— start Given records —

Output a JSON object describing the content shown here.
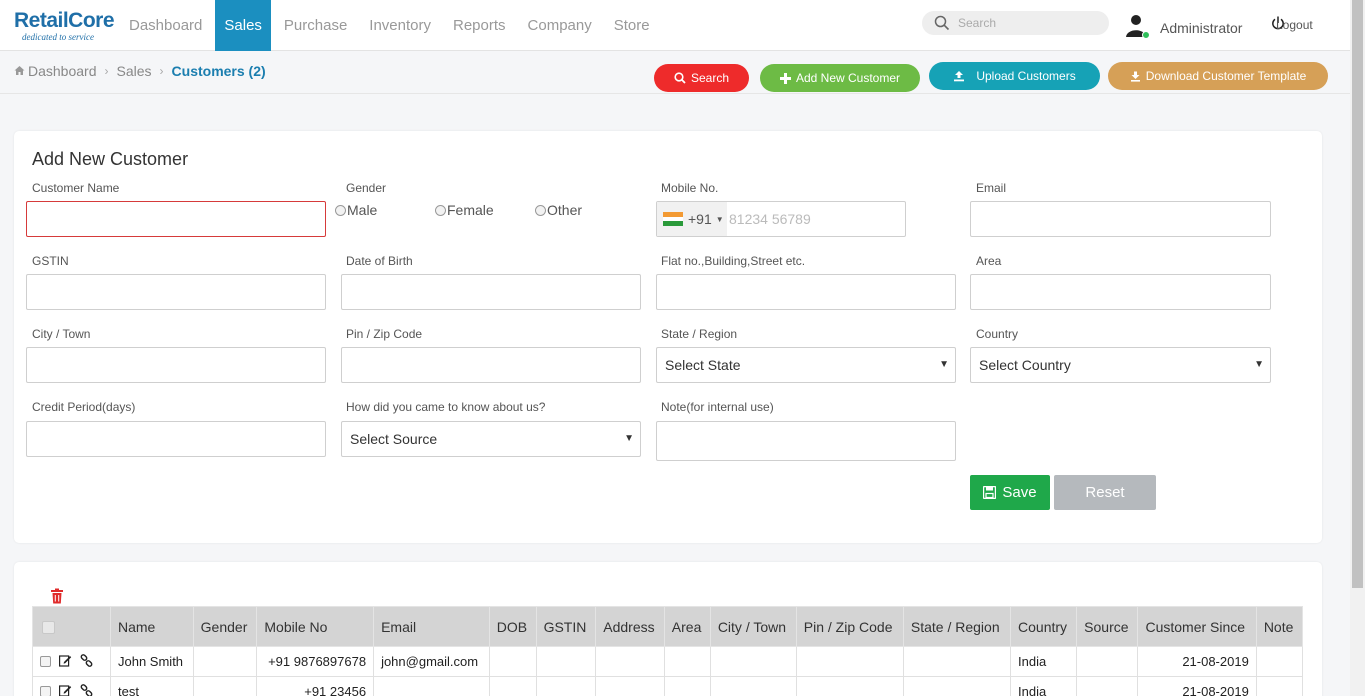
{
  "brand": {
    "name": "RetailCore",
    "tagline": "dedicated to service"
  },
  "nav": {
    "items": [
      {
        "label": "Dashboard",
        "active": false
      },
      {
        "label": "Sales",
        "active": true
      },
      {
        "label": "Purchase",
        "active": false
      },
      {
        "label": "Inventory",
        "active": false
      },
      {
        "label": "Reports",
        "active": false
      },
      {
        "label": "Company",
        "active": false
      },
      {
        "label": "Store",
        "active": false
      }
    ],
    "search_placeholder": "Search",
    "user": "Administrator",
    "logout": "Logout"
  },
  "breadcrumb": {
    "home": "Dashboard",
    "section": "Sales",
    "current": "Customers (2)"
  },
  "actions": {
    "search": "Search",
    "add": "Add New Customer",
    "upload": "Upload Customers",
    "download": "Download Customer Template"
  },
  "form": {
    "title": "Add New Customer",
    "labels": {
      "customer_name": "Customer Name",
      "gender": "Gender",
      "mobile": "Mobile No.",
      "email": "Email",
      "gstin": "GSTIN",
      "dob": "Date of Birth",
      "flat": "Flat no.,Building,Street etc.",
      "area": "Area",
      "city": "City / Town",
      "pin": "Pin / Zip Code",
      "state": "State / Region",
      "country": "Country",
      "credit": "Credit Period(days)",
      "source": "How did you came to know about us?",
      "note": "Note(for internal use)"
    },
    "gender_options": [
      "Male",
      "Female",
      "Other"
    ],
    "phone_code": "+91",
    "phone_placeholder": "81234 56789",
    "state_selected": "Select State",
    "country_selected": "Select Country",
    "source_selected": "Select Source",
    "save": "Save",
    "reset": "Reset"
  },
  "table": {
    "columns": [
      "Name",
      "Gender",
      "Mobile No",
      "Email",
      "DOB",
      "GSTIN",
      "Address",
      "Area",
      "City / Town",
      "Pin / Zip Code",
      "State / Region",
      "Country",
      "Source",
      "Customer Since",
      "Note"
    ],
    "rows": [
      {
        "name": "John Smith",
        "gender": "",
        "mobile": "+91 9876897678",
        "email": "john@gmail.com",
        "dob": "",
        "gstin": "",
        "address": "",
        "area": "",
        "city": "",
        "pin": "",
        "state": "",
        "country": "India",
        "source": "",
        "since": "21-08-2019",
        "note": ""
      },
      {
        "name": "test",
        "gender": "",
        "mobile": "+91 23456",
        "email": "",
        "dob": "",
        "gstin": "",
        "address": "",
        "area": "",
        "city": "",
        "pin": "",
        "state": "",
        "country": "India",
        "source": "",
        "since": "21-08-2019",
        "note": ""
      }
    ]
  },
  "colors": {
    "nav_active": "#1b8fc0",
    "search_btn": "#ee2b2b",
    "add_btn": "#6dbb45",
    "upload_btn": "#16a2b6",
    "download_btn": "#d6a057",
    "save_btn": "#1fa84a",
    "reset_btn": "#b5b9bd"
  }
}
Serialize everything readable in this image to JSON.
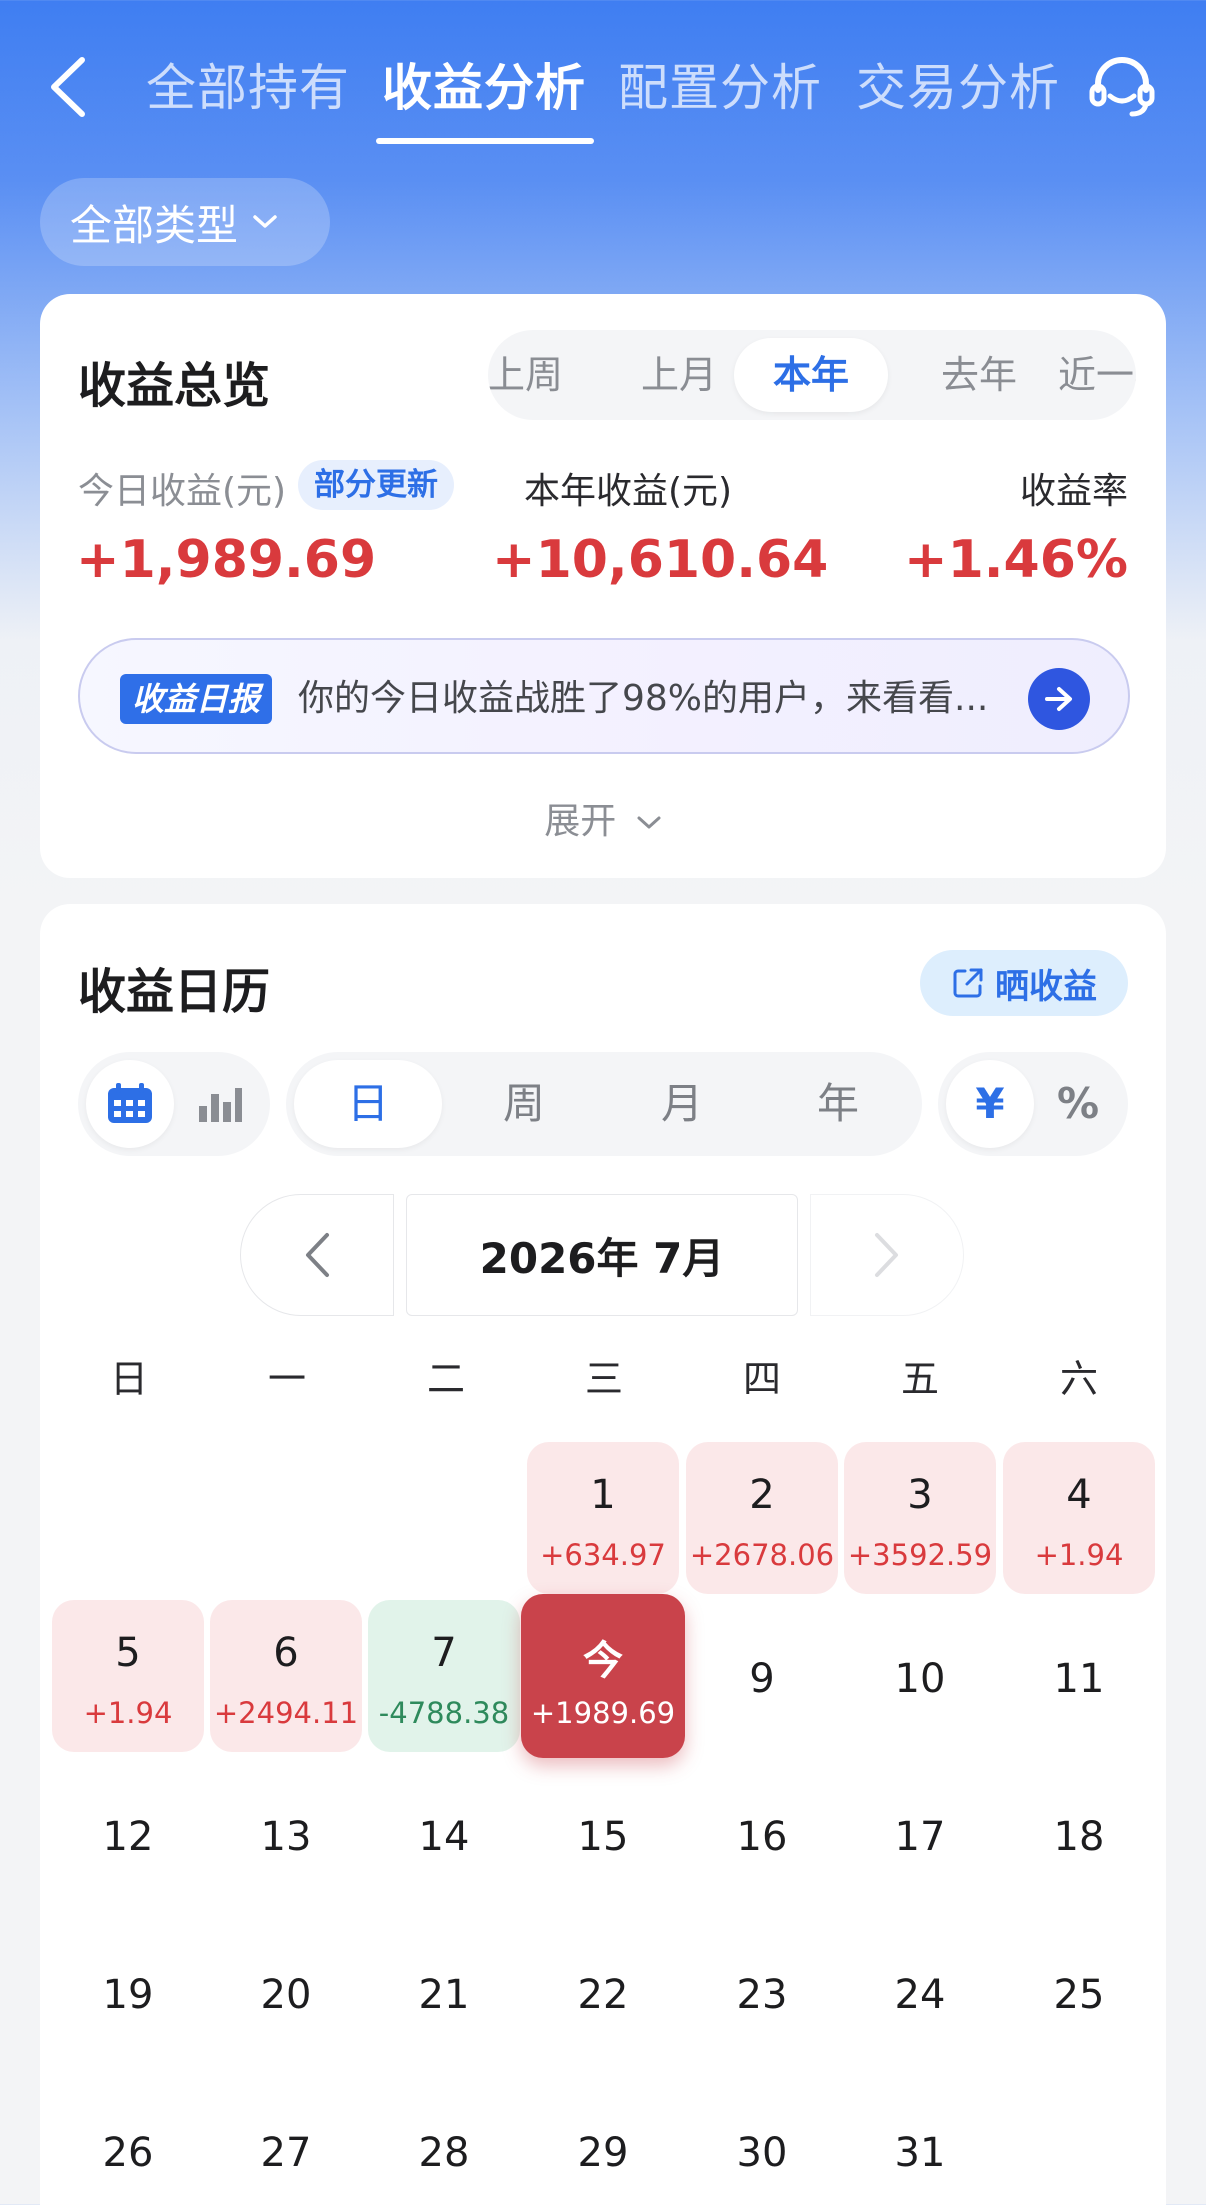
{
  "header": {
    "tabs": [
      {
        "label": "全部持有"
      },
      {
        "label": "收益分析"
      },
      {
        "label": "配置分析"
      },
      {
        "label": "交易分析"
      }
    ],
    "active_tab": "收益分析"
  },
  "filter": {
    "label": "全部类型"
  },
  "overview": {
    "title": "收益总览",
    "periods": [
      "上周",
      "上月",
      "本年",
      "去年",
      "近一年"
    ],
    "active_period": "本年",
    "today_label": "今日收益(元)",
    "today_badge": "部分更新",
    "today_value": "+1,989.69",
    "year_label": "本年收益(元)",
    "year_value": "+10,610.64",
    "rate_label": "收益率",
    "rate_value": "+1.46%",
    "report_tag": "收益日报",
    "report_text": "你的今日收益战胜了98%的用户，来看看...",
    "expand_label": "展开"
  },
  "calendar": {
    "title": "收益日历",
    "share_label": "晒收益",
    "granularity": [
      "日",
      "周",
      "月",
      "年"
    ],
    "active_granularity": "日",
    "unit_options": [
      "¥",
      "%"
    ],
    "active_unit": "¥",
    "month_label": "2026年 7月",
    "weekdays": [
      "日",
      "一",
      "二",
      "三",
      "四",
      "五",
      "六"
    ],
    "days": [
      {
        "num": "1",
        "value": "+634.97"
      },
      {
        "num": "2",
        "value": "+2678.06"
      },
      {
        "num": "3",
        "value": "+3592.59"
      },
      {
        "num": "4",
        "value": "+1.94"
      },
      {
        "num": "5",
        "value": "+1.94"
      },
      {
        "num": "6",
        "value": "+2494.11"
      },
      {
        "num": "7",
        "value": "-4788.38"
      },
      {
        "num": "今",
        "value": "+1989.69"
      },
      {
        "num": "9"
      },
      {
        "num": "10"
      },
      {
        "num": "11"
      },
      {
        "num": "12"
      },
      {
        "num": "13"
      },
      {
        "num": "14"
      },
      {
        "num": "15"
      },
      {
        "num": "16"
      },
      {
        "num": "17"
      },
      {
        "num": "18"
      },
      {
        "num": "19"
      },
      {
        "num": "20"
      },
      {
        "num": "21"
      },
      {
        "num": "22"
      },
      {
        "num": "23"
      },
      {
        "num": "24"
      },
      {
        "num": "25"
      },
      {
        "num": "26"
      },
      {
        "num": "27"
      },
      {
        "num": "28"
      },
      {
        "num": "29"
      },
      {
        "num": "30"
      },
      {
        "num": "31"
      }
    ]
  },
  "colors": {
    "brand_blue": "#3f7ef2",
    "accent_blue": "#2d6fe6",
    "gain_red": "#d93a3d",
    "loss_green": "#2e8a5c",
    "today_red": "#c9434b"
  }
}
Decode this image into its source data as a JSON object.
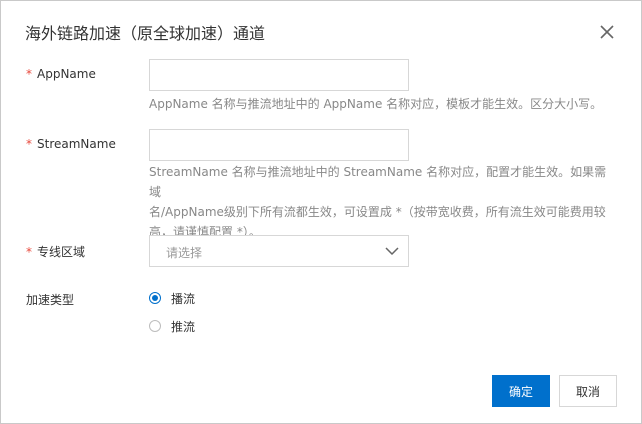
{
  "dialog": {
    "title": "海外链路加速（原全球加速）通道",
    "close_icon": "close-icon"
  },
  "form": {
    "app_name": {
      "required_mark": "*",
      "label": "AppName",
      "value": "",
      "help": "AppName 名称与推流地址中的 AppName 名称对应，模板才能生效。区分大小写。"
    },
    "stream_name": {
      "required_mark": "*",
      "label": "StreamName",
      "value": "",
      "help_lines": [
        "StreamName 名称与推流地址中的 StreamName 名称对应，配置才能生效。如果需域",
        "名/AppName级别下所有流都生效，可设置成 *（按带宽收费，所有流生效可能费用较",
        "高，请谨慎配置 *）。"
      ]
    },
    "region": {
      "required_mark": "*",
      "label": "专线区域",
      "placeholder": "请选择",
      "icon": "chevron-down-icon"
    },
    "accel_type": {
      "label": "加速类型",
      "options": [
        {
          "label": "播流",
          "checked": true
        },
        {
          "label": "推流",
          "checked": false
        }
      ]
    }
  },
  "footer": {
    "confirm_label": "确定",
    "cancel_label": "取消"
  },
  "colors": {
    "primary": "#0070cc",
    "required": "#e8493c",
    "help_text": "#888888",
    "border": "#d7d7d7"
  }
}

— end Given records —

Work to be completed: Isolate the lines above that contain the word "image" and copy them.

Exercise output:
Serialize everything readable in this image to JSON.
Decode this image into its source data as a JSON object.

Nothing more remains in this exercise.